Saved data entries:
===============

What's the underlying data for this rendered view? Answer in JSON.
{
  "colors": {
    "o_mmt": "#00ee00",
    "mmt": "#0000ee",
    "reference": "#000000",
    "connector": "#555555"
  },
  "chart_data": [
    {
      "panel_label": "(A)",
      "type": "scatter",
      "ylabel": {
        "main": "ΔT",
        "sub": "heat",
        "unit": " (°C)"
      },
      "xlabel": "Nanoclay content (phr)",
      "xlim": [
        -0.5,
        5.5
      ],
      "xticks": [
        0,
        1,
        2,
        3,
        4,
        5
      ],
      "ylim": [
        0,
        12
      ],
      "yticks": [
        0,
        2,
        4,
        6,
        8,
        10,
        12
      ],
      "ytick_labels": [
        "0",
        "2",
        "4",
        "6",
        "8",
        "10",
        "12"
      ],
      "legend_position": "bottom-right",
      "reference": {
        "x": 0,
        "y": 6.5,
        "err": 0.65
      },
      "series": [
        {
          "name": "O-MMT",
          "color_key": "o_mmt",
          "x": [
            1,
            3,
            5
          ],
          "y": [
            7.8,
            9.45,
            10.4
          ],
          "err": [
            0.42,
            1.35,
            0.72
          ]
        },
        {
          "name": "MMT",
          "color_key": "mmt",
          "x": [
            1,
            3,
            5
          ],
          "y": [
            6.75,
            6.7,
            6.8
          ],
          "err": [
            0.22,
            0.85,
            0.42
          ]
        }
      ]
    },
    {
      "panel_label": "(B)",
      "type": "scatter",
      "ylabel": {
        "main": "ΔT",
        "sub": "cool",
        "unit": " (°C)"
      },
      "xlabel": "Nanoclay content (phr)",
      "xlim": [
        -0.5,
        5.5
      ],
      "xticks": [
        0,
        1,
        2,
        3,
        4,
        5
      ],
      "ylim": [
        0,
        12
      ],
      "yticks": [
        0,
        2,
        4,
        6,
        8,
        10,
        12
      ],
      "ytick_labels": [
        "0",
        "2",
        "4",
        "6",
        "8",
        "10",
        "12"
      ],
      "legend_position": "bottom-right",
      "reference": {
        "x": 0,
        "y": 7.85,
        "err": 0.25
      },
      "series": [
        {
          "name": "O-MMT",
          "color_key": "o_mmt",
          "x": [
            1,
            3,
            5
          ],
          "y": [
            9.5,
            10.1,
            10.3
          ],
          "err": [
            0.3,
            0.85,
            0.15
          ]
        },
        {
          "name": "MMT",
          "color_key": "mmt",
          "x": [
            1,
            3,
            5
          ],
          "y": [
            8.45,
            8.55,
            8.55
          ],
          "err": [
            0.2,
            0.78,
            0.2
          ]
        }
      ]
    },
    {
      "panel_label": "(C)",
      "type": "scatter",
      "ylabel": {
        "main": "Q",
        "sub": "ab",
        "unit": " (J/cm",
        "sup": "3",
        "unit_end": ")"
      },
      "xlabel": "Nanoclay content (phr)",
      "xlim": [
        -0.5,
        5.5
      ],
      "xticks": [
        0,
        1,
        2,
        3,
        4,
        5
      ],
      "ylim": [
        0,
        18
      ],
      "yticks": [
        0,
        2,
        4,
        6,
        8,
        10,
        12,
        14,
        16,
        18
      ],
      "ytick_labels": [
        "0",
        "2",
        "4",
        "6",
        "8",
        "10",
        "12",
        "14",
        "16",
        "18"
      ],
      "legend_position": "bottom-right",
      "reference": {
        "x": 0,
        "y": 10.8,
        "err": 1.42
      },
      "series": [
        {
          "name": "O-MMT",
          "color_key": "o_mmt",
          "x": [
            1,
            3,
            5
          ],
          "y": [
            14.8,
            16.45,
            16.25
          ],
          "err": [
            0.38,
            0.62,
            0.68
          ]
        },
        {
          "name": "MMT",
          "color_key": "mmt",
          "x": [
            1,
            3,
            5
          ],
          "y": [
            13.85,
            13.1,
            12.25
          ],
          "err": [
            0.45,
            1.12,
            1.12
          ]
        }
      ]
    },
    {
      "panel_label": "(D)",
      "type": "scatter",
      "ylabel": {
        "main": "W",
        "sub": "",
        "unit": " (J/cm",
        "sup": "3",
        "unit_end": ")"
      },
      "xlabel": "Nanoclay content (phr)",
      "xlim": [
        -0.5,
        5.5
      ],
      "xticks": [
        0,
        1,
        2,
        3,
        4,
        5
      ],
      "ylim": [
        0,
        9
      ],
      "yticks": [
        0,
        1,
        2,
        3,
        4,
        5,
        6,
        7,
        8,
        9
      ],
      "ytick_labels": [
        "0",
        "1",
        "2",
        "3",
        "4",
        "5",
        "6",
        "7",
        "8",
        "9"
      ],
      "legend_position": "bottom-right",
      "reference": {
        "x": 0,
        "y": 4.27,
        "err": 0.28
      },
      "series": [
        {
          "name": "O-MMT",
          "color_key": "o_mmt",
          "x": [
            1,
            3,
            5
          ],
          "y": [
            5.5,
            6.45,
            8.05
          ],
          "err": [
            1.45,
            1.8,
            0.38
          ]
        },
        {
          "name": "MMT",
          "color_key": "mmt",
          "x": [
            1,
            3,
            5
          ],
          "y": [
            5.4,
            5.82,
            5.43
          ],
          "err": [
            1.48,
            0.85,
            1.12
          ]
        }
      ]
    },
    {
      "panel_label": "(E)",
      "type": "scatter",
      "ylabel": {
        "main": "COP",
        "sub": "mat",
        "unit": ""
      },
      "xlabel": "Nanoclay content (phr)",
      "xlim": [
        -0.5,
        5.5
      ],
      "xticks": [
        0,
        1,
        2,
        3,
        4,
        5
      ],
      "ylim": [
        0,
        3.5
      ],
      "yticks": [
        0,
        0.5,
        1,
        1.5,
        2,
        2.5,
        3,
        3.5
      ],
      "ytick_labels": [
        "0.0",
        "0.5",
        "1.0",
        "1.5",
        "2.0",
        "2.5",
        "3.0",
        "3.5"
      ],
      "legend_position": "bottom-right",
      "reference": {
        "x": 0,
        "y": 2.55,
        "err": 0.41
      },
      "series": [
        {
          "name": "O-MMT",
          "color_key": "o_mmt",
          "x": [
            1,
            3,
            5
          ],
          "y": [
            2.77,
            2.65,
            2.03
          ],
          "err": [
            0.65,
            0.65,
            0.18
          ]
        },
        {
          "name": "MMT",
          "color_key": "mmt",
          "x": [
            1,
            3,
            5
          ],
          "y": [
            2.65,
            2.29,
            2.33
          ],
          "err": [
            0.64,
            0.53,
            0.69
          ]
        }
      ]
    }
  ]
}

===============

Copy out each record from above, exactly.

What's the underlying data for this rendered view? Answer in JSON.
{
  "colors": {
    "o_mmt": "#00ee00",
    "mmt": "#0000ee",
    "reference": "#000000",
    "connector": "#555555"
  },
  "chart_data": [
    {
      "panel_label": "(A)",
      "type": "scatter",
      "ylabel": {
        "main": "ΔT",
        "sub": "heat",
        "unit": " (°C)"
      },
      "xlabel": "Nanoclay content (phr)",
      "xlim": [
        -0.5,
        5.5
      ],
      "xticks": [
        0,
        1,
        2,
        3,
        4,
        5
      ],
      "ylim": [
        0,
        12
      ],
      "yticks": [
        0,
        2,
        4,
        6,
        8,
        10,
        12
      ],
      "ytick_labels": [
        "0",
        "2",
        "4",
        "6",
        "8",
        "10",
        "12"
      ],
      "legend_position": "bottom-right",
      "reference": {
        "x": 0,
        "y": 6.5,
        "err": 0.65
      },
      "series": [
        {
          "name": "O-MMT",
          "color_key": "o_mmt",
          "x": [
            1,
            3,
            5
          ],
          "y": [
            7.8,
            9.45,
            10.4
          ],
          "err": [
            0.42,
            1.35,
            0.72
          ]
        },
        {
          "name": "MMT",
          "color_key": "mmt",
          "x": [
            1,
            3,
            5
          ],
          "y": [
            6.75,
            6.7,
            6.8
          ],
          "err": [
            0.22,
            0.85,
            0.42
          ]
        }
      ]
    },
    {
      "panel_label": "(B)",
      "type": "scatter",
      "ylabel": {
        "main": "ΔT",
        "sub": "cool",
        "unit": " (°C)"
      },
      "xlabel": "Nanoclay content (phr)",
      "xlim": [
        -0.5,
        5.5
      ],
      "xticks": [
        0,
        1,
        2,
        3,
        4,
        5
      ],
      "ylim": [
        0,
        12
      ],
      "yticks": [
        0,
        2,
        4,
        6,
        8,
        10,
        12
      ],
      "ytick_labels": [
        "0",
        "2",
        "4",
        "6",
        "8",
        "10",
        "12"
      ],
      "legend_position": "bottom-right",
      "reference": {
        "x": 0,
        "y": 7.85,
        "err": 0.25
      },
      "series": [
        {
          "name": "O-MMT",
          "color_key": "o_mmt",
          "x": [
            1,
            3,
            5
          ],
          "y": [
            9.5,
            10.1,
            10.3
          ],
          "err": [
            0.3,
            0.85,
            0.15
          ]
        },
        {
          "name": "MMT",
          "color_key": "mmt",
          "x": [
            1,
            3,
            5
          ],
          "y": [
            8.45,
            8.55,
            8.55
          ],
          "err": [
            0.2,
            0.78,
            0.2
          ]
        }
      ]
    },
    {
      "panel_label": "(C)",
      "type": "scatter",
      "ylabel": {
        "main": "Q",
        "sub": "ab",
        "unit": " (J/cm",
        "sup": "3",
        "unit_end": ")"
      },
      "xlabel": "Nanoclay content (phr)",
      "xlim": [
        -0.5,
        5.5
      ],
      "xticks": [
        0,
        1,
        2,
        3,
        4,
        5
      ],
      "ylim": [
        0,
        18
      ],
      "yticks": [
        0,
        2,
        4,
        6,
        8,
        10,
        12,
        14,
        16,
        18
      ],
      "ytick_labels": [
        "0",
        "2",
        "4",
        "6",
        "8",
        "10",
        "12",
        "14",
        "16",
        "18"
      ],
      "legend_position": "bottom-right",
      "reference": {
        "x": 0,
        "y": 10.8,
        "err": 1.42
      },
      "series": [
        {
          "name": "O-MMT",
          "color_key": "o_mmt",
          "x": [
            1,
            3,
            5
          ],
          "y": [
            14.8,
            16.45,
            16.25
          ],
          "err": [
            0.38,
            0.62,
            0.68
          ]
        },
        {
          "name": "MMT",
          "color_key": "mmt",
          "x": [
            1,
            3,
            5
          ],
          "y": [
            13.85,
            13.1,
            12.25
          ],
          "err": [
            0.45,
            1.12,
            1.12
          ]
        }
      ]
    },
    {
      "panel_label": "(D)",
      "type": "scatter",
      "ylabel": {
        "main": "W",
        "sub": "",
        "unit": " (J/cm",
        "sup": "3",
        "unit_end": ")"
      },
      "xlabel": "Nanoclay content (phr)",
      "xlim": [
        -0.5,
        5.5
      ],
      "xticks": [
        0,
        1,
        2,
        3,
        4,
        5
      ],
      "ylim": [
        0,
        9
      ],
      "yticks": [
        0,
        1,
        2,
        3,
        4,
        5,
        6,
        7,
        8,
        9
      ],
      "ytick_labels": [
        "0",
        "1",
        "2",
        "3",
        "4",
        "5",
        "6",
        "7",
        "8",
        "9"
      ],
      "legend_position": "bottom-right",
      "reference": {
        "x": 0,
        "y": 4.27,
        "err": 0.28
      },
      "series": [
        {
          "name": "O-MMT",
          "color_key": "o_mmt",
          "x": [
            1,
            3,
            5
          ],
          "y": [
            5.5,
            6.45,
            8.05
          ],
          "err": [
            1.45,
            1.8,
            0.38
          ]
        },
        {
          "name": "MMT",
          "color_key": "mmt",
          "x": [
            1,
            3,
            5
          ],
          "y": [
            5.4,
            5.82,
            5.43
          ],
          "err": [
            1.48,
            0.85,
            1.12
          ]
        }
      ]
    },
    {
      "panel_label": "(E)",
      "type": "scatter",
      "ylabel": {
        "main": "COP",
        "sub": "mat",
        "unit": ""
      },
      "xlabel": "Nanoclay content (phr)",
      "xlim": [
        -0.5,
        5.5
      ],
      "xticks": [
        0,
        1,
        2,
        3,
        4,
        5
      ],
      "ylim": [
        0,
        3.5
      ],
      "yticks": [
        0,
        0.5,
        1,
        1.5,
        2,
        2.5,
        3,
        3.5
      ],
      "ytick_labels": [
        "0.0",
        "0.5",
        "1.0",
        "1.5",
        "2.0",
        "2.5",
        "3.0",
        "3.5"
      ],
      "legend_position": "bottom-right",
      "reference": {
        "x": 0,
        "y": 2.55,
        "err": 0.41
      },
      "series": [
        {
          "name": "O-MMT",
          "color_key": "o_mmt",
          "x": [
            1,
            3,
            5
          ],
          "y": [
            2.77,
            2.65,
            2.03
          ],
          "err": [
            0.65,
            0.65,
            0.18
          ]
        },
        {
          "name": "MMT",
          "color_key": "mmt",
          "x": [
            1,
            3,
            5
          ],
          "y": [
            2.65,
            2.29,
            2.33
          ],
          "err": [
            0.64,
            0.53,
            0.69
          ]
        }
      ]
    }
  ]
}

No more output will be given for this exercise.